Below are some records. Copy every line in them that holds "umownej".

------------------------------------

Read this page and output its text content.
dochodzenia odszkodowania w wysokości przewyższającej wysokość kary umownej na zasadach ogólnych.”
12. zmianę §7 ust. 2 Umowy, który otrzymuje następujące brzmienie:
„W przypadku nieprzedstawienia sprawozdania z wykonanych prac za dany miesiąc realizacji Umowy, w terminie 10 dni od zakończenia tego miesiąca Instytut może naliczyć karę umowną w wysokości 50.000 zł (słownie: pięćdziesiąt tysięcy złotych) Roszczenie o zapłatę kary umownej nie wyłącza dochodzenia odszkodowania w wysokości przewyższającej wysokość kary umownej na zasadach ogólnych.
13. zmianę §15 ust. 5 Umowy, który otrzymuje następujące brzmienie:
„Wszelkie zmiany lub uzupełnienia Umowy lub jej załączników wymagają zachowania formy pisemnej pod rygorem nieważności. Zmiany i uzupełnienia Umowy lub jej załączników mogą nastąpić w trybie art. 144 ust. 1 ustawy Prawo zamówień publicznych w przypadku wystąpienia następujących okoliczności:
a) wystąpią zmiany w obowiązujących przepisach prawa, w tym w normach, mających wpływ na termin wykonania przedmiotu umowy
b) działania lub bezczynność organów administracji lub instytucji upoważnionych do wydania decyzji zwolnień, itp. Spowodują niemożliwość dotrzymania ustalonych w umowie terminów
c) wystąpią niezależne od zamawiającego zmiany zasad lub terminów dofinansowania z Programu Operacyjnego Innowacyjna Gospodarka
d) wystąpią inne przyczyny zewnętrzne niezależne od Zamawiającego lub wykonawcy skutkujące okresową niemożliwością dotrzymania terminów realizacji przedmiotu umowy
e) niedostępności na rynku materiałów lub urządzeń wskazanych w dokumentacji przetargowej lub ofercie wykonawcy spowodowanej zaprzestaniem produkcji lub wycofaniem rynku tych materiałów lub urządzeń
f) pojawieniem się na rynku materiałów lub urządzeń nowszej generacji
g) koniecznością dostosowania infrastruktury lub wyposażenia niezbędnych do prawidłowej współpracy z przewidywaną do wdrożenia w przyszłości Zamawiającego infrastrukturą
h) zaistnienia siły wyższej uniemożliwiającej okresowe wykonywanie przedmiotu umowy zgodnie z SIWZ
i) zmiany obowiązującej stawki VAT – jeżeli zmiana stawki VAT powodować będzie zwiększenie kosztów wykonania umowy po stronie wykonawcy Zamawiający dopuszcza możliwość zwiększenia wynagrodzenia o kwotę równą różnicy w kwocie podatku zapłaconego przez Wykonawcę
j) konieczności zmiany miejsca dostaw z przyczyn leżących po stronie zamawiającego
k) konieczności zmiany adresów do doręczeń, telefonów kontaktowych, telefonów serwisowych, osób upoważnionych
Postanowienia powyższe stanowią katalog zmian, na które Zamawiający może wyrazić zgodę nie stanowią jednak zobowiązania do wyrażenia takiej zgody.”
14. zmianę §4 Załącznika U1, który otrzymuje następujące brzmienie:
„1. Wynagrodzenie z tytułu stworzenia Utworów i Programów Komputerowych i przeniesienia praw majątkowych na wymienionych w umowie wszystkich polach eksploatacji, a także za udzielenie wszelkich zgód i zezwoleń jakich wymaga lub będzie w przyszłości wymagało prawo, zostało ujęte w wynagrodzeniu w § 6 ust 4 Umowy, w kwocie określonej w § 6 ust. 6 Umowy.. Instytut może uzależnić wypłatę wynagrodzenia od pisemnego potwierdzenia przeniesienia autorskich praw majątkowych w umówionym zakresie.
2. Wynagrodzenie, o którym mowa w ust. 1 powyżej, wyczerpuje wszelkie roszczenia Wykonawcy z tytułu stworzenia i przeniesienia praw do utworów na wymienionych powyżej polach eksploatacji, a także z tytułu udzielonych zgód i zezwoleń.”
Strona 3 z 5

------------------------------------

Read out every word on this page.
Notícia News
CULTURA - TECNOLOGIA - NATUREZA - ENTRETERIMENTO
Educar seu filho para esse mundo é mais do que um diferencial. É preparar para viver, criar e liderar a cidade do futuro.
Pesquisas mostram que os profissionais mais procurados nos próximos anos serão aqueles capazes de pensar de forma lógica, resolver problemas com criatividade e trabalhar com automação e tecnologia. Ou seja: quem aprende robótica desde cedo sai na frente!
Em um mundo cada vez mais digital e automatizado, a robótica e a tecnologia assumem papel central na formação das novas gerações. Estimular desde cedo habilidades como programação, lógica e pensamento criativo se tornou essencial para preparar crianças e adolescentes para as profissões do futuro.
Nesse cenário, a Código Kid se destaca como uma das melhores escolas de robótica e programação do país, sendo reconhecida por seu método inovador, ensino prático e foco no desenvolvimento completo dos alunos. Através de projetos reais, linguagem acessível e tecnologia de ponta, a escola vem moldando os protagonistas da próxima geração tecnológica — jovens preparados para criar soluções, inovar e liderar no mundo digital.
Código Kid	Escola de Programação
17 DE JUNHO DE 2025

------------------------------------

#### [EXPECTED ANSWER]
dochodzenia odszkodowania w wysokości przewyższającej wysokość kary umownej na zasadach ogólnych.”
„W przypadku nieprzedstawienia sprawozdania z wykonanych prac za dany miesiąc realizacji Umowy, w terminie 10 dni od zakończenia tego miesiąca Instytut może naliczyć karę umowną w wysokości 50.000 zł (słownie: pięćdziesiąt tysięcy złotych) Roszczenie o zapłatę kary umownej nie wyłącza dochodzenia odszkodowania w wysokości przewyższającej wysokość kary umownej na zasadach ogólnych.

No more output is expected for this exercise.